Lines containing the word "noise" should be extracted in full.

# Working data:
━━━━━━━━
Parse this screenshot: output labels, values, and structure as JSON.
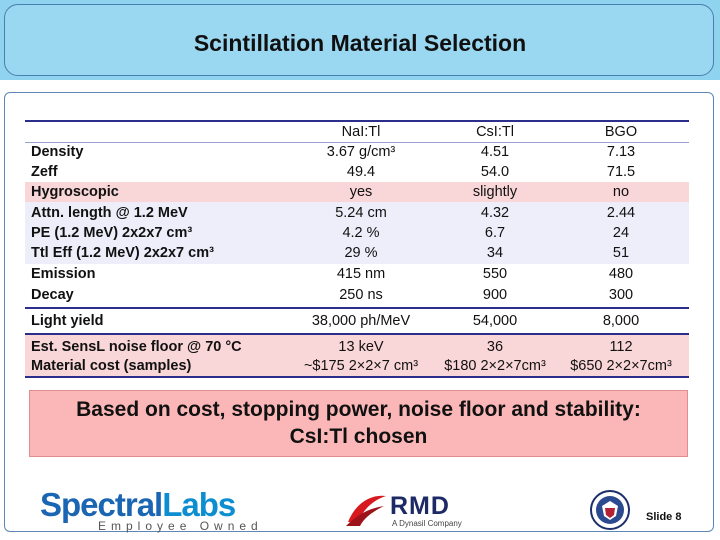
{
  "title": "Scintillation Material Selection",
  "table": {
    "headers": [
      "NaI:Tl",
      "CsI:Tl",
      "BGO"
    ],
    "rows": [
      {
        "label": "Density",
        "v": [
          "3.67 g/cm³",
          "4.51",
          "7.13"
        ]
      },
      {
        "label": "Zeff",
        "v": [
          "49.4",
          "54.0",
          "71.5"
        ]
      },
      {
        "label": "Hygroscopic",
        "v": [
          "yes",
          "slightly",
          "no"
        ]
      },
      {
        "label": "Attn. length @ 1.2 MeV",
        "v": [
          "5.24 cm",
          "4.32",
          "2.44"
        ]
      },
      {
        "label": "PE (1.2 MeV) 2x2x7 cm³",
        "v": [
          "4.2 %",
          "6.7",
          "24"
        ]
      },
      {
        "label": "Ttl Eff (1.2 MeV) 2x2x7 cm³",
        "v": [
          "29 %",
          "34",
          "51"
        ]
      },
      {
        "label": "Emission",
        "v": [
          "415 nm",
          "550",
          "480"
        ]
      },
      {
        "label": "Decay",
        "v": [
          "250 ns",
          "900",
          "300"
        ]
      },
      {
        "label": "Light yield",
        "v": [
          "38,000 ph/MeV",
          "54,000",
          "8,000"
        ]
      },
      {
        "label": "Est. SensL noise floor  @ 70 °C",
        "v": [
          "13 keV",
          "36",
          "112"
        ]
      },
      {
        "label": "Material cost (samples)",
        "v": [
          "~$175 2×2×7 cm³",
          "$180 2×2×7cm³",
          "$650 2×2×7cm³"
        ]
      }
    ]
  },
  "conclusion": {
    "line1": "Based on cost, stopping power, noise floor and stability:",
    "line2": "CsI:Tl  chosen"
  },
  "logos": {
    "spectral_main": "Spectral",
    "spectral_lab": "Labs",
    "spectral_sub": "Employee Owned",
    "rmd": "RMD",
    "rmd_sub": "A Dynasil Company"
  },
  "slide_label": "Slide 8"
}
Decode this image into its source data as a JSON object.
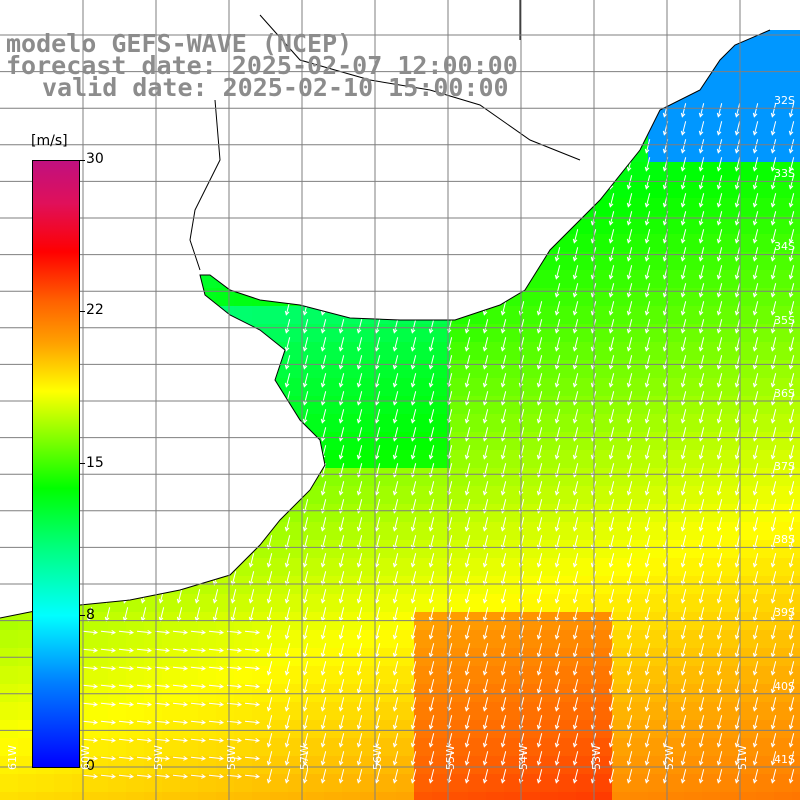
{
  "titles": {
    "line1": "modelo GEFS-WAVE (NCEP)",
    "line2": "forecast date: 2025-02-07 12:00:00",
    "line3": "valid date: 2025-02-10 15:00:00"
  },
  "colorbar": {
    "unit": "[m/s]",
    "ticks": [
      "30",
      "22",
      "15",
      "8",
      "0"
    ],
    "min": 0,
    "max": 30
  },
  "grid": {
    "lat_labels": [
      "32S",
      "33S",
      "34S",
      "35S",
      "36S",
      "37S",
      "38S",
      "39S",
      "40S",
      "41S"
    ],
    "lon_labels": [
      "61W",
      "60W",
      "59W",
      "58W",
      "57W",
      "56W",
      "55W",
      "54W",
      "53W",
      "52W",
      "51W"
    ]
  },
  "colors": {
    "land": "#ffffff",
    "coastline": "#000000",
    "gridline": "#7f7f7f",
    "arrow": "#ffffff",
    "title": "#8c8c8c"
  }
}
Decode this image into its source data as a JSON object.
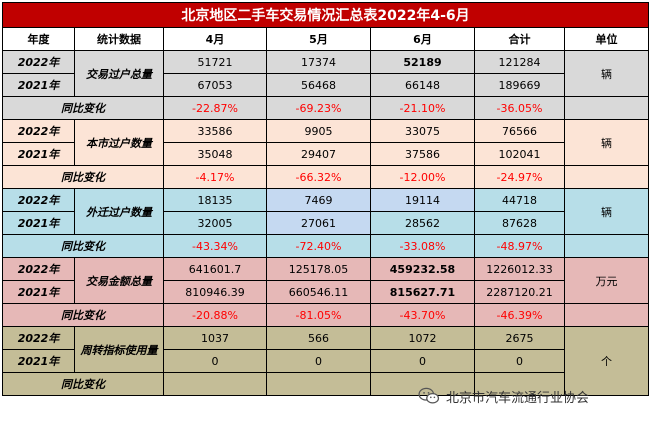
{
  "title": "北京地区二手车交易情况汇总表2022年4-6月",
  "headers": [
    "年度",
    "统计数据",
    "4月",
    "5月",
    "6月",
    "合计",
    "单位"
  ],
  "groups": [
    {
      "metric": "交易过户总量",
      "unit": "辆",
      "y2022": {
        "year": "2022年",
        "apr": "51721",
        "may": "17374",
        "jun": "52189",
        "total": "121284"
      },
      "y2021": {
        "year": "2021年",
        "apr": "67053",
        "may": "56468",
        "jun": "66148",
        "total": "189669"
      },
      "yoy": {
        "label": "同比变化",
        "apr": "-22.87%",
        "may": "-69.23%",
        "jun": "-21.10%",
        "total": "-36.05%"
      }
    },
    {
      "metric": "本市过户数量",
      "unit": "辆",
      "y2022": {
        "year": "2022年",
        "apr": "33586",
        "may": "9905",
        "jun": "33075",
        "total": "76566"
      },
      "y2021": {
        "year": "2021年",
        "apr": "35048",
        "may": "29407",
        "jun": "37586",
        "total": "102041"
      },
      "yoy": {
        "label": "同比变化",
        "apr": "-4.17%",
        "may": "-66.32%",
        "jun": "-12.00%",
        "total": "-24.97%"
      }
    },
    {
      "metric": "外迁过户数量",
      "unit": "辆",
      "y2022": {
        "year": "2022年",
        "apr": "18135",
        "may": "7469",
        "jun": "19114",
        "total": "44718"
      },
      "y2021": {
        "year": "2021年",
        "apr": "32005",
        "may": "27061",
        "jun": "28562",
        "total": "87628"
      },
      "yoy": {
        "label": "同比变化",
        "apr": "-43.34%",
        "may": "-72.40%",
        "jun": "-33.08%",
        "total": "-48.97%"
      }
    },
    {
      "metric": "交易金额总量",
      "unit": "万元",
      "y2022": {
        "year": "2022年",
        "apr": "641601.7",
        "may": "125178.05",
        "jun": "459232.58",
        "total": "1226012.33"
      },
      "y2021": {
        "year": "2021年",
        "apr": "810946.39",
        "may": "660546.11",
        "jun": "815627.71",
        "total": "2287120.21"
      },
      "yoy": {
        "label": "同比变化",
        "apr": "-20.88%",
        "may": "-81.05%",
        "jun": "-43.70%",
        "total": "-46.39%"
      }
    },
    {
      "metric": "周转指标使用量",
      "unit": "个",
      "y2022": {
        "year": "2022年",
        "apr": "1037",
        "may": "566",
        "jun": "1072",
        "total": "2675"
      },
      "y2021": {
        "year": "2021年",
        "apr": "0",
        "may": "0",
        "jun": "0",
        "total": "0"
      },
      "yoy": {
        "label": "同比变化",
        "apr": "",
        "may": "",
        "jun": "",
        "total": ""
      }
    }
  ],
  "watermark": {
    "text": "北京市汽车流通行业协会",
    "icon": "wechat-icon"
  },
  "colors": {
    "title_bg": "#c00000",
    "group1": "#d9d9d9",
    "group2": "#fce4d6",
    "group3": "#b7dee8",
    "group4": "#e6b8b7",
    "group5": "#c4bd97",
    "negative": "#ff0000"
  }
}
━━━━━━━━
# Completed task:
        "label": "Est. SensL noise floor  @ 70 °C",
    "line1": "Based on cost, stopping power, noise floor and stability:",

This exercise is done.